*THE PROBLEM*
Quote the records that follow in full, leaving the pictures out.

*DATA ENTRIES*

§ §

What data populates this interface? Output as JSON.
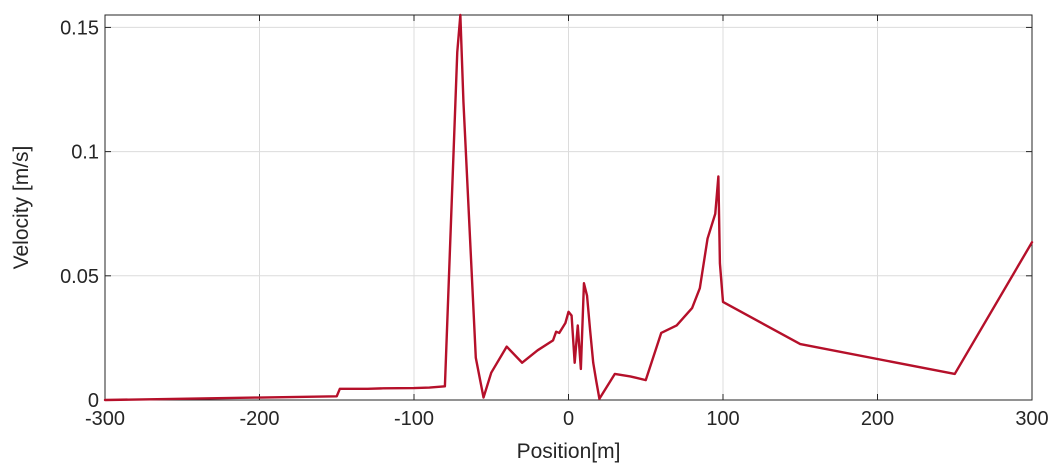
{
  "chart_data": {
    "type": "line",
    "title": "",
    "xlabel": "Position[m]",
    "ylabel": "Velocity [m/s]",
    "xlim": [
      -300,
      300
    ],
    "ylim": [
      0,
      0.155
    ],
    "xticks": [
      -300,
      -200,
      -100,
      0,
      100,
      200,
      300
    ],
    "xtick_labels": [
      "-300",
      "-200",
      "-100",
      "0",
      "100",
      "200",
      "300"
    ],
    "yticks": [
      0,
      0.05,
      0.1,
      0.15
    ],
    "ytick_labels": [
      "0",
      "0.05",
      "0.1",
      "0.15"
    ],
    "grid": true,
    "legend": "none",
    "colors": {
      "series": "#b5102a",
      "grid": "#dcdcdc",
      "axis": "#262626"
    },
    "series": [
      {
        "x": [
          -300,
          -200,
          -150,
          -148,
          -130,
          -120,
          -100,
          -90,
          -80,
          -72,
          -70,
          -68,
          -60,
          -55,
          -50,
          -40,
          -30,
          -20,
          -10,
          -8,
          -6,
          -4,
          -2,
          0,
          2,
          4,
          6,
          8,
          10,
          12,
          14,
          16,
          18,
          20,
          30,
          40,
          50,
          60,
          70,
          80,
          85,
          90,
          95,
          97,
          98,
          100,
          150,
          250,
          300
        ],
        "y": [
          0,
          0.001,
          0.0015,
          0.0045,
          0.0045,
          0.0047,
          0.0048,
          0.005,
          0.0055,
          0.14,
          0.155,
          0.12,
          0.017,
          0.001,
          0.011,
          0.0215,
          0.015,
          0.02,
          0.024,
          0.0275,
          0.027,
          0.029,
          0.031,
          0.0355,
          0.034,
          0.015,
          0.03,
          0.0125,
          0.047,
          0.042,
          0.028,
          0.015,
          0.0075,
          0.0005,
          0.0105,
          0.0095,
          0.008,
          0.027,
          0.03,
          0.037,
          0.045,
          0.065,
          0.075,
          0.09,
          0.055,
          0.0395,
          0.0225,
          0.0105,
          0.0635
        ]
      }
    ]
  }
}
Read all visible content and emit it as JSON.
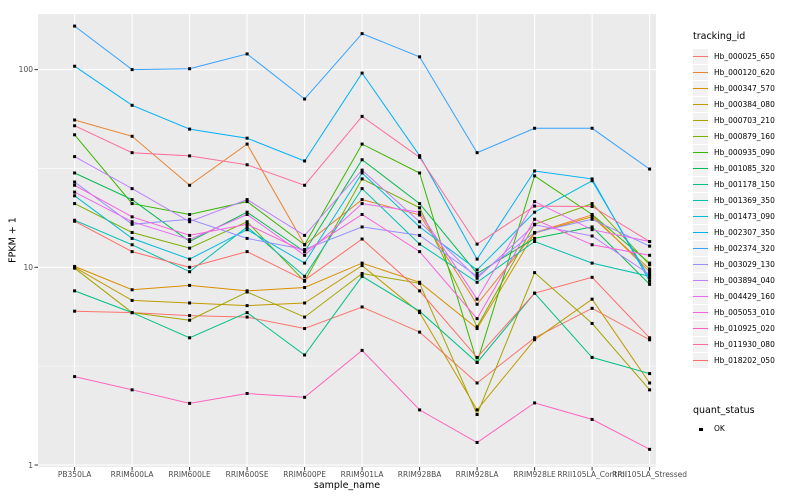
{
  "chart_data": {
    "type": "line",
    "title": "",
    "xlabel": "sample_name",
    "ylabel": "FPKM + 1",
    "x_categories": [
      "PB350LA",
      "RRIM600LA",
      "RRIM600LE",
      "RRIM600SE",
      "RRIM600PE",
      "RRIM901LA",
      "RRIM928BA",
      "RRIM928LA",
      "RRIM928LE",
      "RRII105LA_Control",
      "RRII105LA_Stressed"
    ],
    "y_axis": {
      "scale": "log10",
      "tick_labels": [
        "1",
        "10",
        "100"
      ],
      "tick_values": [
        1,
        10,
        100
      ],
      "minor_gridline_values": [
        3.162,
        31.62
      ],
      "ylim": [
        1,
        200
      ]
    },
    "legend": {
      "tracking_title": "tracking_id",
      "quant_title": "quant_status",
      "quant_items": [
        {
          "label": "OK",
          "marker": "black-square"
        }
      ]
    },
    "style": {
      "panel_bg": "#EBEBEB",
      "grid_color": "#FFFFFF",
      "tick_color": "#333333",
      "point_color": "#000000",
      "legend_key_bg": "#F2F2F2"
    },
    "series": [
      {
        "name": "Hb_000025_650",
        "color": "#F8766D",
        "values": [
          6.0,
          5.9,
          5.7,
          5.6,
          4.9,
          6.3,
          4.7,
          2.6,
          4.4,
          6.2,
          4.3
        ]
      },
      {
        "name": "Hb_000120_620",
        "color": "#EA8331",
        "values": [
          55.6,
          46,
          26,
          42,
          13,
          22,
          18.4,
          6.5,
          15,
          18.4,
          9.5
        ]
      },
      {
        "name": "Hb_000347_570",
        "color": "#D89000",
        "values": [
          10.1,
          7.7,
          8.1,
          7.6,
          7.9,
          10.5,
          8.4,
          4.9,
          14.9,
          18,
          9.8
        ]
      },
      {
        "name": "Hb_000384_080",
        "color": "#C09B00",
        "values": [
          10.0,
          6.8,
          6.6,
          6.4,
          6.6,
          10.2,
          5.9,
          1.9,
          4.3,
          6.9,
          2.6
        ]
      },
      {
        "name": "Hb_000703_210",
        "color": "#A3A500",
        "values": [
          9.9,
          5.9,
          5.4,
          7.5,
          5.6,
          9.3,
          8.3,
          1.8,
          9.4,
          5.2,
          2.4
        ]
      },
      {
        "name": "Hb_000879_160",
        "color": "#7CAE00",
        "values": [
          21,
          15,
          12.5,
          17,
          8.5,
          28,
          20,
          5.0,
          16.5,
          21,
          10.3
        ]
      },
      {
        "name": "Hb_000935_090",
        "color": "#39B600",
        "values": [
          46.8,
          21,
          18.5,
          21.5,
          13,
          42,
          30,
          3.3,
          29,
          18.5,
          10.5
        ]
      },
      {
        "name": "Hb_001085_320",
        "color": "#00BB4E",
        "values": [
          30,
          22,
          13.5,
          19,
          12,
          35,
          21,
          9.3,
          14,
          16,
          8.2
        ]
      },
      {
        "name": "Hb_001178_150",
        "color": "#00C087",
        "values": [
          7.6,
          5.9,
          4.4,
          5.9,
          3.6,
          9.0,
          6.0,
          3.3,
          7.4,
          3.5,
          2.9
        ]
      },
      {
        "name": "Hb_001369_350",
        "color": "#00C0AF",
        "values": [
          17.3,
          13,
          9.5,
          16,
          9.0,
          25,
          13.1,
          8.4,
          13.5,
          10.5,
          9.0
        ]
      },
      {
        "name": "Hb_001473_090",
        "color": "#00BCD8",
        "values": [
          23,
          14,
          11,
          15.5,
          10.5,
          30,
          16,
          9.7,
          19,
          27.4,
          8.8
        ]
      },
      {
        "name": "Hb_002307_350",
        "color": "#00B0F6",
        "values": [
          104,
          66,
          50,
          45,
          34.5,
          96,
          36.7,
          11,
          30.7,
          28,
          8.5
        ]
      },
      {
        "name": "Hb_002374_320",
        "color": "#35A2FF",
        "values": [
          166,
          100,
          101,
          120,
          71,
          152,
          116,
          38,
          50.5,
          50.5,
          31.4
        ]
      },
      {
        "name": "Hb_003029_130",
        "color": "#9590FF",
        "values": [
          27,
          16.5,
          17.5,
          14,
          12.3,
          16,
          14.5,
          9.0,
          15,
          17.5,
          12.8
        ]
      },
      {
        "name": "Hb_003894_040",
        "color": "#BC81FF",
        "values": [
          36.3,
          25,
          17,
          22,
          14.5,
          31,
          17,
          8.8,
          16.4,
          14.4,
          9.2
        ]
      },
      {
        "name": "Hb_004429_160",
        "color": "#E76BF3",
        "values": [
          24,
          17,
          13.8,
          18.5,
          11.5,
          21,
          19,
          6.9,
          21.5,
          15.5,
          13.5
        ]
      },
      {
        "name": "Hb_005053_010",
        "color": "#FA62DB",
        "values": [
          26,
          18,
          14.5,
          16.5,
          12,
          18.5,
          12,
          5.5,
          17.5,
          13,
          11.5
        ]
      },
      {
        "name": "Hb_010925_020",
        "color": "#FF62BC",
        "values": [
          2.8,
          2.4,
          2.05,
          2.3,
          2.2,
          3.8,
          1.9,
          1.3,
          2.06,
          1.7,
          1.2
        ]
      },
      {
        "name": "Hb_011930_080",
        "color": "#FF6A9A",
        "values": [
          52,
          38,
          36.6,
          33,
          26,
          58,
          36,
          13.1,
          20.4,
          20.3,
          13.5
        ]
      },
      {
        "name": "Hb_018202_050",
        "color": "#FF6C67",
        "values": [
          17.1,
          12,
          10,
          12,
          8.6,
          13.9,
          7.6,
          3.5,
          7.4,
          8.9,
          4.4
        ]
      }
    ]
  }
}
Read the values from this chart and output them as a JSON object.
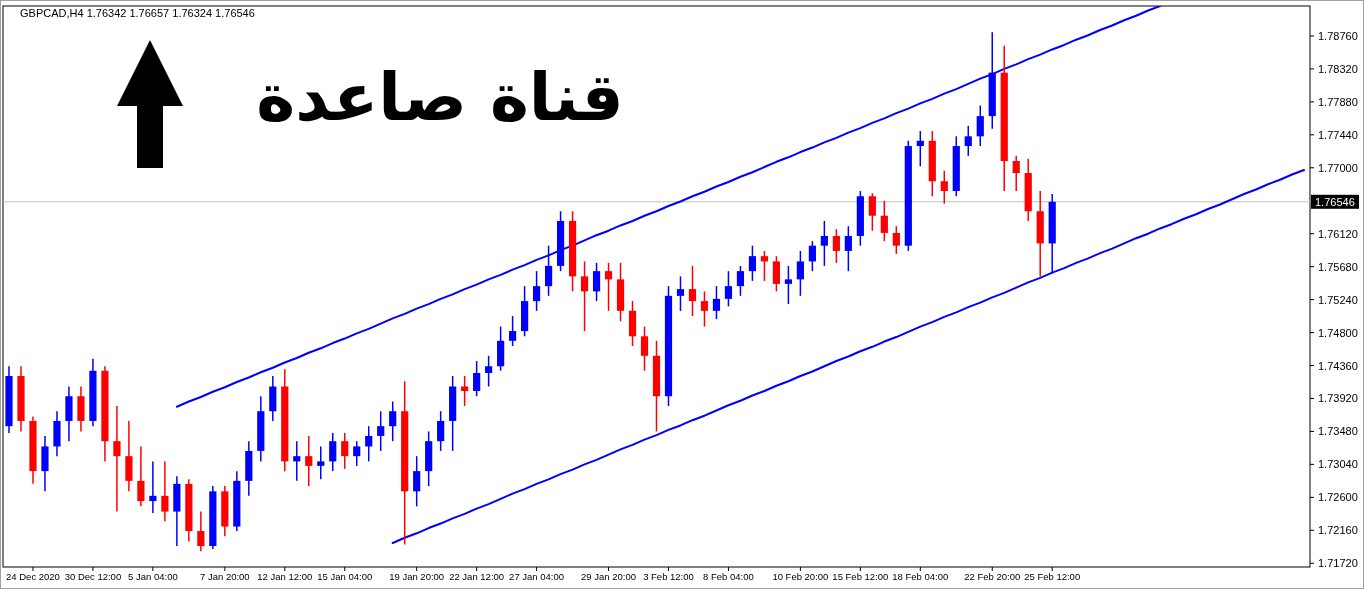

§ §

*RESULT*
What data populates this interface? Output as JSON.
{
  "chart_data": {
    "type": "line",
    "title": "",
    "xlabel": "Position[m]",
    "ylabel": "Velocity [m/s]",
    "xlim": [
      -300,
      300
    ],
    "ylim": [
      0,
      0.155
    ],
    "xticks": [
      -300,
      -200,
      -100,
      0,
      100,
      200,
      300
    ],
    "xtick_labels": [
      "-300",
      "-200",
      "-100",
      "0",
      "100",
      "200",
      "300"
    ],
    "yticks": [
      0,
      0.05,
      0.1,
      0.15
    ],
    "ytick_labels": [
      "0",
      "0.05",
      "0.1",
      "0.15"
    ],
    "grid": true,
    "legend": "none",
    "colors": {
      "series": "#b5102a",
      "grid": "#dcdcdc",
      "axis": "#262626"
    },
    "series": [
      {
        "x": [
          -300,
          -200,
          -150,
          -148,
          -130,
          -120,
          -100,
          -90,
          -80,
          -72,
          -70,
          -68,
          -60,
          -55,
          -50,
          -40,
          -30,
          -20,
          -10,
          -8,
          -6,
          -4,
          -2,
          0,
          2,
          4,
          6,
          8,
          10,
          12,
          14,
          16,
          18,
          20,
          30,
          40,
          50,
          60,
          70,
          80,
          85,
          90,
          95,
          97,
          98,
          100,
          150,
          250,
          300
        ],
        "y": [
          0,
          0.001,
          0.0015,
          0.0045,
          0.0045,
          0.0047,
          0.0048,
          0.005,
          0.0055,
          0.14,
          0.155,
          0.12,
          0.017,
          0.001,
          0.011,
          0.0215,
          0.015,
          0.02,
          0.024,
          0.0275,
          0.027,
          0.029,
          0.031,
          0.0355,
          0.034,
          0.015,
          0.03,
          0.0125,
          0.047,
          0.042,
          0.028,
          0.015,
          0.0075,
          0.0005,
          0.0105,
          0.0095,
          0.008,
          0.027,
          0.03,
          0.037,
          0.045,
          0.065,
          0.075,
          0.09,
          0.055,
          0.0395,
          0.0225,
          0.0105,
          0.0635
        ]
      }
    ]
  }
}
Read all visible content and emit it as JSON.
{
  "chart_data": {
    "type": "line",
    "title": "",
    "xlabel": "sample_name",
    "ylabel": "FPKM + 1",
    "x_categories": [
      "PB350LA",
      "RRIM600LA",
      "RRIM600LE",
      "RRIM600SE",
      "RRIM600PE",
      "RRIM901LA",
      "RRIM928BA",
      "RRIM928LA",
      "RRIM928LE",
      "RRII105LA_Control",
      "RRII105LA_Stressed"
    ],
    "y_axis": {
      "scale": "log10",
      "tick_labels": [
        "1",
        "10",
        "100"
      ],
      "tick_values": [
        1,
        10,
        100
      ],
      "minor_gridline_values": [
        3.162,
        31.62
      ],
      "ylim": [
        1,
        200
      ]
    },
    "legend": {
      "tracking_title": "tracking_id",
      "quant_title": "quant_status",
      "quant_items": [
        {
          "label": "OK",
          "marker": "black-square"
        }
      ]
    },
    "style": {
      "panel_bg": "#EBEBEB",
      "grid_color": "#FFFFFF",
      "tick_color": "#333333",
      "point_color": "#000000",
      "legend_key_bg": "#F2F2F2"
    },
    "series": [
      {
        "name": "Hb_000025_650",
        "color": "#F8766D",
        "values": [
          6.0,
          5.9,
          5.7,
          5.6,
          4.9,
          6.3,
          4.7,
          2.6,
          4.4,
          6.2,
          4.3
        ]
      },
      {
        "name": "Hb_000120_620",
        "color": "#EA8331",
        "values": [
          55.6,
          46,
          26,
          42,
          13,
          22,
          18.4,
          6.5,
          15,
          18.4,
          9.5
        ]
      },
      {
        "name": "Hb_000347_570",
        "color": "#D89000",
        "values": [
          10.1,
          7.7,
          8.1,
          7.6,
          7.9,
          10.5,
          8.4,
          4.9,
          14.9,
          18,
          9.8
        ]
      },
      {
        "name": "Hb_000384_080",
        "color": "#C09B00",
        "values": [
          10.0,
          6.8,
          6.6,
          6.4,
          6.6,
          10.2,
          5.9,
          1.9,
          4.3,
          6.9,
          2.6
        ]
      },
      {
        "name": "Hb_000703_210",
        "color": "#A3A500",
        "values": [
          9.9,
          5.9,
          5.4,
          7.5,
          5.6,
          9.3,
          8.3,
          1.8,
          9.4,
          5.2,
          2.4
        ]
      },
      {
        "name": "Hb_000879_160",
        "color": "#7CAE00",
        "values": [
          21,
          15,
          12.5,
          17,
          8.5,
          28,
          20,
          5.0,
          16.5,
          21,
          10.3
        ]
      },
      {
        "name": "Hb_000935_090",
        "color": "#39B600",
        "values": [
          46.8,
          21,
          18.5,
          21.5,
          13,
          42,
          30,
          3.3,
          29,
          18.5,
          10.5
        ]
      },
      {
        "name": "Hb_001085_320",
        "color": "#00BB4E",
        "values": [
          30,
          22,
          13.5,
          19,
          12,
          35,
          21,
          9.3,
          14,
          16,
          8.2
        ]
      },
      {
        "name": "Hb_001178_150",
        "color": "#00C087",
        "values": [
          7.6,
          5.9,
          4.4,
          5.9,
          3.6,
          9.0,
          6.0,
          3.3,
          7.4,
          3.5,
          2.9
        ]
      },
      {
        "name": "Hb_001369_350",
        "color": "#00C0AF",
        "values": [
          17.3,
          13,
          9.5,
          16,
          9.0,
          25,
          13.1,
          8.4,
          13.5,
          10.5,
          9.0
        ]
      },
      {
        "name": "Hb_001473_090",
        "color": "#00BCD8",
        "values": [
          23,
          14,
          11,
          15.5,
          10.5,
          30,
          16,
          9.7,
          19,
          27.4,
          8.8
        ]
      },
      {
        "name": "Hb_002307_350",
        "color": "#00B0F6",
        "values": [
          104,
          66,
          50,
          45,
          34.5,
          96,
          36.7,
          11,
          30.7,
          28,
          8.5
        ]
      },
      {
        "name": "Hb_002374_320",
        "color": "#35A2FF",
        "values": [
          166,
          100,
          101,
          120,
          71,
          152,
          116,
          38,
          50.5,
          50.5,
          31.4
        ]
      },
      {
        "name": "Hb_003029_130",
        "color": "#9590FF",
        "values": [
          27,
          16.5,
          17.5,
          14,
          12.3,
          16,
          14.5,
          9.0,
          15,
          17.5,
          12.8
        ]
      },
      {
        "name": "Hb_003894_040",
        "color": "#BC81FF",
        "values": [
          36.3,
          25,
          17,
          22,
          14.5,
          31,
          17,
          8.8,
          16.4,
          14.4,
          9.2
        ]
      },
      {
        "name": "Hb_004429_160",
        "color": "#E76BF3",
        "values": [
          24,
          17,
          13.8,
          18.5,
          11.5,
          21,
          19,
          6.9,
          21.5,
          15.5,
          13.5
        ]
      },
      {
        "name": "Hb_005053_010",
        "color": "#FA62DB",
        "values": [
          26,
          18,
          14.5,
          16.5,
          12,
          18.5,
          12,
          5.5,
          17.5,
          13,
          11.5
        ]
      },
      {
        "name": "Hb_010925_020",
        "color": "#FF62BC",
        "values": [
          2.8,
          2.4,
          2.05,
          2.3,
          2.2,
          3.8,
          1.9,
          1.3,
          2.06,
          1.7,
          1.2
        ]
      },
      {
        "name": "Hb_011930_080",
        "color": "#FF6A9A",
        "values": [
          52,
          38,
          36.6,
          33,
          26,
          58,
          36,
          13.1,
          20.4,
          20.3,
          13.5
        ]
      },
      {
        "name": "Hb_018202_050",
        "color": "#FF6C67",
        "values": [
          17.1,
          12,
          10,
          12,
          8.6,
          13.9,
          7.6,
          3.5,
          7.4,
          8.9,
          4.4
        ]
      }
    ]
  }
}
Read the values from this chart and output them as a JSON object.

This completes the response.